STATED PROBLEM: Every record must be repeated exactly, with no omission.

Entries with figure data:
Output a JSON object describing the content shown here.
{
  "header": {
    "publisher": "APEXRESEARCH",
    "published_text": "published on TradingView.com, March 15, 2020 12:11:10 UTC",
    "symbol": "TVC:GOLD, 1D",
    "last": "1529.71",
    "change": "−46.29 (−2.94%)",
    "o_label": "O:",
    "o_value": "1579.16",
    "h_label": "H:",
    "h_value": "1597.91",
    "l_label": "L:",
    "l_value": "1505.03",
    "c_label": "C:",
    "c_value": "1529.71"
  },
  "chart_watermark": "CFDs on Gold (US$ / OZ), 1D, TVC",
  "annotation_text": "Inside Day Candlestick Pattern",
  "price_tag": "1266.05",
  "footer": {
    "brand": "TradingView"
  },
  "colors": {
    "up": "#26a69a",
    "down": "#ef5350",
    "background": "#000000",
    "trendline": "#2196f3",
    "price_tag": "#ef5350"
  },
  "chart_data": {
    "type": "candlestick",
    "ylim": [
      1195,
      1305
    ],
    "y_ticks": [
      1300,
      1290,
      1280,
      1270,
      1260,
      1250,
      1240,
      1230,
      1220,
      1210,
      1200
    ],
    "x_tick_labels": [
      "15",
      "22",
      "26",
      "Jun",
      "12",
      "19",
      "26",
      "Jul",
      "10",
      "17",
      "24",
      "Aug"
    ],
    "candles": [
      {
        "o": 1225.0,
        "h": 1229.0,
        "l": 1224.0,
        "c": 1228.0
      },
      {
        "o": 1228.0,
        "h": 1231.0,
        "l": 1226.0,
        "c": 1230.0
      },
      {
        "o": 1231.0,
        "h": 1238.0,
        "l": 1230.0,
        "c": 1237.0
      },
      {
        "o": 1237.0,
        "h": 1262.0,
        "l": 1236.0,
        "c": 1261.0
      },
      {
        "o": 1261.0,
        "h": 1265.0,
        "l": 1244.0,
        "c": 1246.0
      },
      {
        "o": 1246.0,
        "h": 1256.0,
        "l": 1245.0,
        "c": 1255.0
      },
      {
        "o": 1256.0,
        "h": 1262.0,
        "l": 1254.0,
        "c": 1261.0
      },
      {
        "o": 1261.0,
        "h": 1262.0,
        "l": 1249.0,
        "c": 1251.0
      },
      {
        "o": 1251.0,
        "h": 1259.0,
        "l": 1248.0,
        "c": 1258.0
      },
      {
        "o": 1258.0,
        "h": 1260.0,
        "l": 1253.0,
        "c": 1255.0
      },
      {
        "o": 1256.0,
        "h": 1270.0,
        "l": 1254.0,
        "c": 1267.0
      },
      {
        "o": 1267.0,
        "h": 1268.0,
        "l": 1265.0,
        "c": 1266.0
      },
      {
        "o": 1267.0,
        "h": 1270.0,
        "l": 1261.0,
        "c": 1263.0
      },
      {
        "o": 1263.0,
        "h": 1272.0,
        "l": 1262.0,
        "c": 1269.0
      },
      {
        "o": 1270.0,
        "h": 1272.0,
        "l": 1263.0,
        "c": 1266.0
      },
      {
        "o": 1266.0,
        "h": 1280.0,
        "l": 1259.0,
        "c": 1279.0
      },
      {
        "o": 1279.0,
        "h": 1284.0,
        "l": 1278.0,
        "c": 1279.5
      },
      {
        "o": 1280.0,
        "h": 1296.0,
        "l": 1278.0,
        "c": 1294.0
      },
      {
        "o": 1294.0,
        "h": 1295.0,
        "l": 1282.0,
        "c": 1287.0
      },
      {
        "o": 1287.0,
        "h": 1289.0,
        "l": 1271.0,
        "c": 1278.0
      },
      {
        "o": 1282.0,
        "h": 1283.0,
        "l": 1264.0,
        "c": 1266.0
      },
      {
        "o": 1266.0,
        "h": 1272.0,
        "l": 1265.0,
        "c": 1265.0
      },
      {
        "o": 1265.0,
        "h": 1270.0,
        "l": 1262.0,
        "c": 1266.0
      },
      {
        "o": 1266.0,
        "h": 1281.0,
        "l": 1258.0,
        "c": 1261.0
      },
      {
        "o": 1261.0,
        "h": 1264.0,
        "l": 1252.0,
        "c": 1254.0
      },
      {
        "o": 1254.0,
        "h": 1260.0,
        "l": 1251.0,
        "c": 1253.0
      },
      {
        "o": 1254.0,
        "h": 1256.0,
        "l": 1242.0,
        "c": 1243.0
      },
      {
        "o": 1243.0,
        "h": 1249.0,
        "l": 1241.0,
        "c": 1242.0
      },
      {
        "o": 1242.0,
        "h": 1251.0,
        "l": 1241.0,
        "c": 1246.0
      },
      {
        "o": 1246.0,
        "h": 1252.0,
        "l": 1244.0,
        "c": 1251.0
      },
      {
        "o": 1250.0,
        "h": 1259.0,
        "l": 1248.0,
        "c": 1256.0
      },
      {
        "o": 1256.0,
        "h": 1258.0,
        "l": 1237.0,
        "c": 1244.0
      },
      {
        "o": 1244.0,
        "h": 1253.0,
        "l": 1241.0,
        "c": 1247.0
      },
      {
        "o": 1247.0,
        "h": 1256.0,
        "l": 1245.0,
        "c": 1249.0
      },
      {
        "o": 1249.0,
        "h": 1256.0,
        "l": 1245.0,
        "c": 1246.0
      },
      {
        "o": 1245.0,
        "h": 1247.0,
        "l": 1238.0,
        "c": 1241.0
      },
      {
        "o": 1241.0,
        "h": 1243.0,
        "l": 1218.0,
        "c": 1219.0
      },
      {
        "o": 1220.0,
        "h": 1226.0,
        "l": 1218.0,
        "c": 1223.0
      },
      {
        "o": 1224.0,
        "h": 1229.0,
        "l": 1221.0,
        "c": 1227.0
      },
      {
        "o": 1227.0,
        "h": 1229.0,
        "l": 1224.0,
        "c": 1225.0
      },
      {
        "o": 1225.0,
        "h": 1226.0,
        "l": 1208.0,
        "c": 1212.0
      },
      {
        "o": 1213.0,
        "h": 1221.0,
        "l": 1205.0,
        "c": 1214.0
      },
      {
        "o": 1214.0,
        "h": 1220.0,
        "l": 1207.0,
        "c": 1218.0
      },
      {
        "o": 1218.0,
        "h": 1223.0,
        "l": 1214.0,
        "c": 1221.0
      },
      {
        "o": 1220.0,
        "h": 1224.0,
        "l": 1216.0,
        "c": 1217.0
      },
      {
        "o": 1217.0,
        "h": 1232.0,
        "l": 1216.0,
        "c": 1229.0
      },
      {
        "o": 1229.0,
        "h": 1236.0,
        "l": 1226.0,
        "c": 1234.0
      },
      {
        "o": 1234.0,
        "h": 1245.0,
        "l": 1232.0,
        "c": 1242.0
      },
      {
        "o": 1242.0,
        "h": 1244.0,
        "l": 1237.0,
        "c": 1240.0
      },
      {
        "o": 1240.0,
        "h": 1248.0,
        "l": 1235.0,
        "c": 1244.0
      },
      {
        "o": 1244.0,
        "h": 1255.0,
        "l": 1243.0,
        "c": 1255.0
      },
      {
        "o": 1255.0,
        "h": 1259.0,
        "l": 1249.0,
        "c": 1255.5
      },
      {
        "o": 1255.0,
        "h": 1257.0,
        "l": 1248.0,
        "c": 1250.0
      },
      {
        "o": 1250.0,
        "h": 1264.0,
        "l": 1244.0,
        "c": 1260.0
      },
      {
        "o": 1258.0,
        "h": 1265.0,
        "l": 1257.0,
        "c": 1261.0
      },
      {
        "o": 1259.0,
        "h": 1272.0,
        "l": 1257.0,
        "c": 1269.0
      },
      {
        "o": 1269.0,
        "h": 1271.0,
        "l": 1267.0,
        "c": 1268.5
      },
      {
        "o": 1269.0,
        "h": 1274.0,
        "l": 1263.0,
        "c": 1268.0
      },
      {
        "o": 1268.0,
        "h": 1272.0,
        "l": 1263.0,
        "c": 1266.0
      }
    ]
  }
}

SOLUTION FOR THIS TASK:
Output a JSON object describing the content shown here.
{
  "header": {
    "publisher": "APEXRESEARCH",
    "published_text": "published on TradingView.com, March 15, 2020 12:11:10 UTC",
    "symbol": "TVC:GOLD, 1D",
    "last": "1529.71",
    "change": "−46.29 (−2.94%)",
    "o_label": "O:",
    "o_value": "1579.16",
    "h_label": "H:",
    "h_value": "1597.91",
    "l_label": "L:",
    "l_value": "1505.03",
    "c_label": "C:",
    "c_value": "1529.71"
  },
  "chart_watermark": "CFDs on Gold (US$ / OZ), 1D, TVC",
  "annotation_text": "Inside Day Candlestick Pattern",
  "price_tag": "1266.05",
  "footer": {
    "brand": "TradingView"
  },
  "colors": {
    "up": "#26a69a",
    "down": "#ef5350",
    "background": "#000000",
    "trendline": "#2196f3",
    "price_tag": "#ef5350"
  },
  "chart_data": {
    "type": "candlestick",
    "ylim": [
      1195,
      1305
    ],
    "y_ticks": [
      1300,
      1290,
      1280,
      1270,
      1260,
      1250,
      1240,
      1230,
      1220,
      1210,
      1200
    ],
    "x_tick_labels": [
      "15",
      "22",
      "26",
      "Jun",
      "12",
      "19",
      "26",
      "Jul",
      "10",
      "17",
      "24",
      "Aug"
    ],
    "candles": [
      {
        "o": 1225.0,
        "h": 1229.0,
        "l": 1224.0,
        "c": 1228.0
      },
      {
        "o": 1228.0,
        "h": 1231.0,
        "l": 1226.0,
        "c": 1230.0
      },
      {
        "o": 1231.0,
        "h": 1238.0,
        "l": 1230.0,
        "c": 1237.0
      },
      {
        "o": 1237.0,
        "h": 1262.0,
        "l": 1236.0,
        "c": 1261.0
      },
      {
        "o": 1261.0,
        "h": 1265.0,
        "l": 1244.0,
        "c": 1246.0
      },
      {
        "o": 1246.0,
        "h": 1256.0,
        "l": 1245.0,
        "c": 1255.0
      },
      {
        "o": 1256.0,
        "h": 1262.0,
        "l": 1254.0,
        "c": 1261.0
      },
      {
        "o": 1261.0,
        "h": 1262.0,
        "l": 1249.0,
        "c": 1251.0
      },
      {
        "o": 1251.0,
        "h": 1259.0,
        "l": 1248.0,
        "c": 1258.0
      },
      {
        "o": 1258.0,
        "h": 1260.0,
        "l": 1253.0,
        "c": 1255.0
      },
      {
        "o": 1256.0,
        "h": 1270.0,
        "l": 1254.0,
        "c": 1267.0
      },
      {
        "o": 1267.0,
        "h": 1268.0,
        "l": 1265.0,
        "c": 1266.0
      },
      {
        "o": 1267.0,
        "h": 1270.0,
        "l": 1261.0,
        "c": 1263.0
      },
      {
        "o": 1263.0,
        "h": 1272.0,
        "l": 1262.0,
        "c": 1269.0
      },
      {
        "o": 1270.0,
        "h": 1272.0,
        "l": 1263.0,
        "c": 1266.0
      },
      {
        "o": 1266.0,
        "h": 1280.0,
        "l": 1259.0,
        "c": 1279.0
      },
      {
        "o": 1279.0,
        "h": 1284.0,
        "l": 1278.0,
        "c": 1279.5
      },
      {
        "o": 1280.0,
        "h": 1296.0,
        "l": 1278.0,
        "c": 1294.0
      },
      {
        "o": 1294.0,
        "h": 1295.0,
        "l": 1282.0,
        "c": 1287.0
      },
      {
        "o": 1287.0,
        "h": 1289.0,
        "l": 1271.0,
        "c": 1278.0
      },
      {
        "o": 1282.0,
        "h": 1283.0,
        "l": 1264.0,
        "c": 1266.0
      },
      {
        "o": 1266.0,
        "h": 1272.0,
        "l": 1265.0,
        "c": 1265.0
      },
      {
        "o": 1265.0,
        "h": 1270.0,
        "l": 1262.0,
        "c": 1266.0
      },
      {
        "o": 1266.0,
        "h": 1281.0,
        "l": 1258.0,
        "c": 1261.0
      },
      {
        "o": 1261.0,
        "h": 1264.0,
        "l": 1252.0,
        "c": 1254.0
      },
      {
        "o": 1254.0,
        "h": 1260.0,
        "l": 1251.0,
        "c": 1253.0
      },
      {
        "o": 1254.0,
        "h": 1256.0,
        "l": 1242.0,
        "c": 1243.0
      },
      {
        "o": 1243.0,
        "h": 1249.0,
        "l": 1241.0,
        "c": 1242.0
      },
      {
        "o": 1242.0,
        "h": 1251.0,
        "l": 1241.0,
        "c": 1246.0
      },
      {
        "o": 1246.0,
        "h": 1252.0,
        "l": 1244.0,
        "c": 1251.0
      },
      {
        "o": 1250.0,
        "h": 1259.0,
        "l": 1248.0,
        "c": 1256.0
      },
      {
        "o": 1256.0,
        "h": 1258.0,
        "l": 1237.0,
        "c": 1244.0
      },
      {
        "o": 1244.0,
        "h": 1253.0,
        "l": 1241.0,
        "c": 1247.0
      },
      {
        "o": 1247.0,
        "h": 1256.0,
        "l": 1245.0,
        "c": 1249.0
      },
      {
        "o": 1249.0,
        "h": 1256.0,
        "l": 1245.0,
        "c": 1246.0
      },
      {
        "o": 1245.0,
        "h": 1247.0,
        "l": 1238.0,
        "c": 1241.0
      },
      {
        "o": 1241.0,
        "h": 1243.0,
        "l": 1218.0,
        "c": 1219.0
      },
      {
        "o": 1220.0,
        "h": 1226.0,
        "l": 1218.0,
        "c": 1223.0
      },
      {
        "o": 1224.0,
        "h": 1229.0,
        "l": 1221.0,
        "c": 1227.0
      },
      {
        "o": 1227.0,
        "h": 1229.0,
        "l": 1224.0,
        "c": 1225.0
      },
      {
        "o": 1225.0,
        "h": 1226.0,
        "l": 1208.0,
        "c": 1212.0
      },
      {
        "o": 1213.0,
        "h": 1221.0,
        "l": 1205.0,
        "c": 1214.0
      },
      {
        "o": 1214.0,
        "h": 1220.0,
        "l": 1207.0,
        "c": 1218.0
      },
      {
        "o": 1218.0,
        "h": 1223.0,
        "l": 1214.0,
        "c": 1221.0
      },
      {
        "o": 1220.0,
        "h": 1224.0,
        "l": 1216.0,
        "c": 1217.0
      },
      {
        "o": 1217.0,
        "h": 1232.0,
        "l": 1216.0,
        "c": 1229.0
      },
      {
        "o": 1229.0,
        "h": 1236.0,
        "l": 1226.0,
        "c": 1234.0
      },
      {
        "o": 1234.0,
        "h": 1245.0,
        "l": 1232.0,
        "c": 1242.0
      },
      {
        "o": 1242.0,
        "h": 1244.0,
        "l": 1237.0,
        "c": 1240.0
      },
      {
        "o": 1240.0,
        "h": 1248.0,
        "l": 1235.0,
        "c": 1244.0
      },
      {
        "o": 1244.0,
        "h": 1255.0,
        "l": 1243.0,
        "c": 1255.0
      },
      {
        "o": 1255.0,
        "h": 1259.0,
        "l": 1249.0,
        "c": 1255.5
      },
      {
        "o": 1255.0,
        "h": 1257.0,
        "l": 1248.0,
        "c": 1250.0
      },
      {
        "o": 1250.0,
        "h": 1264.0,
        "l": 1244.0,
        "c": 1260.0
      },
      {
        "o": 1258.0,
        "h": 1265.0,
        "l": 1257.0,
        "c": 1261.0
      },
      {
        "o": 1259.0,
        "h": 1272.0,
        "l": 1257.0,
        "c": 1269.0
      },
      {
        "o": 1269.0,
        "h": 1271.0,
        "l": 1267.0,
        "c": 1268.5
      },
      {
        "o": 1269.0,
        "h": 1274.0,
        "l": 1263.0,
        "c": 1268.0
      },
      {
        "o": 1268.0,
        "h": 1272.0,
        "l": 1263.0,
        "c": 1266.0
      }
    ]
  }
}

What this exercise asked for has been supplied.